**WORKING DATA**
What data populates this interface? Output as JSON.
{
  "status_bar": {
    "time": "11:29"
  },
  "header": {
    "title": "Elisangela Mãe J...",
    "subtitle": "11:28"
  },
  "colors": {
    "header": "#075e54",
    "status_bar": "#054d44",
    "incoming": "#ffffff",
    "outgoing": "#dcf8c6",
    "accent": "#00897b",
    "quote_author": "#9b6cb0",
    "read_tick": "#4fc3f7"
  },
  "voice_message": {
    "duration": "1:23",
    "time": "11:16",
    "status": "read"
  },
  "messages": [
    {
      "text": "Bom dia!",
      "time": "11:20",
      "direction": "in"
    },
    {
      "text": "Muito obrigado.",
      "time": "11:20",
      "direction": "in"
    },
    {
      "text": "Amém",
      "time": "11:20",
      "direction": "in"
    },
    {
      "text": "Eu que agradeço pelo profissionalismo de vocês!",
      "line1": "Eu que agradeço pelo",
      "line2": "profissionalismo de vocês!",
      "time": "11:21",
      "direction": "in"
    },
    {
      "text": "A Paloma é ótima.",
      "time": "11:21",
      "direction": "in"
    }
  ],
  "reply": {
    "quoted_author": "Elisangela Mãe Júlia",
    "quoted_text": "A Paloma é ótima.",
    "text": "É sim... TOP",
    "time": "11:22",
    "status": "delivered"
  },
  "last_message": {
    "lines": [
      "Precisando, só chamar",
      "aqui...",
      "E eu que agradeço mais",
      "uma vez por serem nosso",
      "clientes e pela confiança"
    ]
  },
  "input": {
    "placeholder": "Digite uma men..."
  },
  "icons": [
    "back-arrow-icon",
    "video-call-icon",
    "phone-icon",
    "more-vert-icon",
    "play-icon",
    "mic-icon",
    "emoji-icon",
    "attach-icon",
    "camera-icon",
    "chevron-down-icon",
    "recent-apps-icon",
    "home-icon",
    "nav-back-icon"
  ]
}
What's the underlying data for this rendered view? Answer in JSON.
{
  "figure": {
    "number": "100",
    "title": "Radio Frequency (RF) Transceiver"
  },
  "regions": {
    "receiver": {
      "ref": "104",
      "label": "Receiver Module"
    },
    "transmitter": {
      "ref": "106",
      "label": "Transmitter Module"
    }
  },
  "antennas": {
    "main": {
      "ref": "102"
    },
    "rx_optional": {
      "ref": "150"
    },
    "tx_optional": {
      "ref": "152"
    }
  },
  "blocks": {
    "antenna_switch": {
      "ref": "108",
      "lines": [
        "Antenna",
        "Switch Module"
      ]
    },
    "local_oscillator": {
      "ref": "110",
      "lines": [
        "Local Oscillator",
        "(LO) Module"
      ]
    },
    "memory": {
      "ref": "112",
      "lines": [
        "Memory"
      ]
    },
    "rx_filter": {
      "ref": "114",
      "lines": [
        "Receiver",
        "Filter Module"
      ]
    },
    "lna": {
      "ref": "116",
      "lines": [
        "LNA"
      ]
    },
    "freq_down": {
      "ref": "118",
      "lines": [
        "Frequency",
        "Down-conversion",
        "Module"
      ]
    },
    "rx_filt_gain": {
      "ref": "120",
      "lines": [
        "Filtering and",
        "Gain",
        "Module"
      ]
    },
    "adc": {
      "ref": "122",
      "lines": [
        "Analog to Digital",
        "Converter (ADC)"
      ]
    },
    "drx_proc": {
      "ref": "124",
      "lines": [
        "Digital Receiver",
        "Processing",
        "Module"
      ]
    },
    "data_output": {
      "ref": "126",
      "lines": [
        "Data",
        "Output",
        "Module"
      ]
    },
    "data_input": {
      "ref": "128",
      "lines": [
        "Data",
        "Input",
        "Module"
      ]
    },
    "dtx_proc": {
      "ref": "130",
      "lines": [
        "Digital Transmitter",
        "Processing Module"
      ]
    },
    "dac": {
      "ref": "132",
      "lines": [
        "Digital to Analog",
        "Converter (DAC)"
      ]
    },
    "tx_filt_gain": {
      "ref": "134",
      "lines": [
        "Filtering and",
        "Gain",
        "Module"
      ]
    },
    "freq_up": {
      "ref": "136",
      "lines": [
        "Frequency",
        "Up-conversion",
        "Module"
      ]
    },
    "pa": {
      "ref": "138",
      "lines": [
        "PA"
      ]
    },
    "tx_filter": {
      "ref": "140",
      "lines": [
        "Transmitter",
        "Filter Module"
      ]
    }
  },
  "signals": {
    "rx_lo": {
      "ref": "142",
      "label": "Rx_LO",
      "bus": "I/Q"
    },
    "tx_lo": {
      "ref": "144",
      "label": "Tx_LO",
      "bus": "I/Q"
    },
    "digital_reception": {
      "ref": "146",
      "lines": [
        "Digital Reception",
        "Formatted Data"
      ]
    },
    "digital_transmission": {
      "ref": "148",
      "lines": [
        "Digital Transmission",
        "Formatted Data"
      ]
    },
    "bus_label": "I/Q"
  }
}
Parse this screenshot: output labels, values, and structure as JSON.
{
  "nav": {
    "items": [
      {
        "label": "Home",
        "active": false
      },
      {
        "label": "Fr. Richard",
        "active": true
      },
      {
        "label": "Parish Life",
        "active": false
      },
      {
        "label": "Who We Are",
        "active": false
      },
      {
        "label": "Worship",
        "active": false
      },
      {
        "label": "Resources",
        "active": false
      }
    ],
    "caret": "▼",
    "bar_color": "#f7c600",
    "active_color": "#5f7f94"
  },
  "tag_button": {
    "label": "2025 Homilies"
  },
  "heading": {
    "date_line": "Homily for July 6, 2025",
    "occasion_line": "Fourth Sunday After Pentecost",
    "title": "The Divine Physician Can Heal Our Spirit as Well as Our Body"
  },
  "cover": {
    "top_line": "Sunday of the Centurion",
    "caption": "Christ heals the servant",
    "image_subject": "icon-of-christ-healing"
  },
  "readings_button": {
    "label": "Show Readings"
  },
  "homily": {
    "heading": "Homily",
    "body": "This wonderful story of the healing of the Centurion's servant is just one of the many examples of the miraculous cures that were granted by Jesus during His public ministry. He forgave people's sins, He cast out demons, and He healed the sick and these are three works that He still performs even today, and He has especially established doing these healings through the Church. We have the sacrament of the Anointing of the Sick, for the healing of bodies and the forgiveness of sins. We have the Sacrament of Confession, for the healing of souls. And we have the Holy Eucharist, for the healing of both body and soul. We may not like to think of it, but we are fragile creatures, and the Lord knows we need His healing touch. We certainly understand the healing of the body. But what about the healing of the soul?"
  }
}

**GIVEN REQUEST**
Locate the lines above that contain "vocês" and copy them.

**SOLUTION FOR THIS TASK**
      "text": "Eu que agradeço pelo profissionalismo de vocês!",
      "line2": "profissionalismo de vocês!",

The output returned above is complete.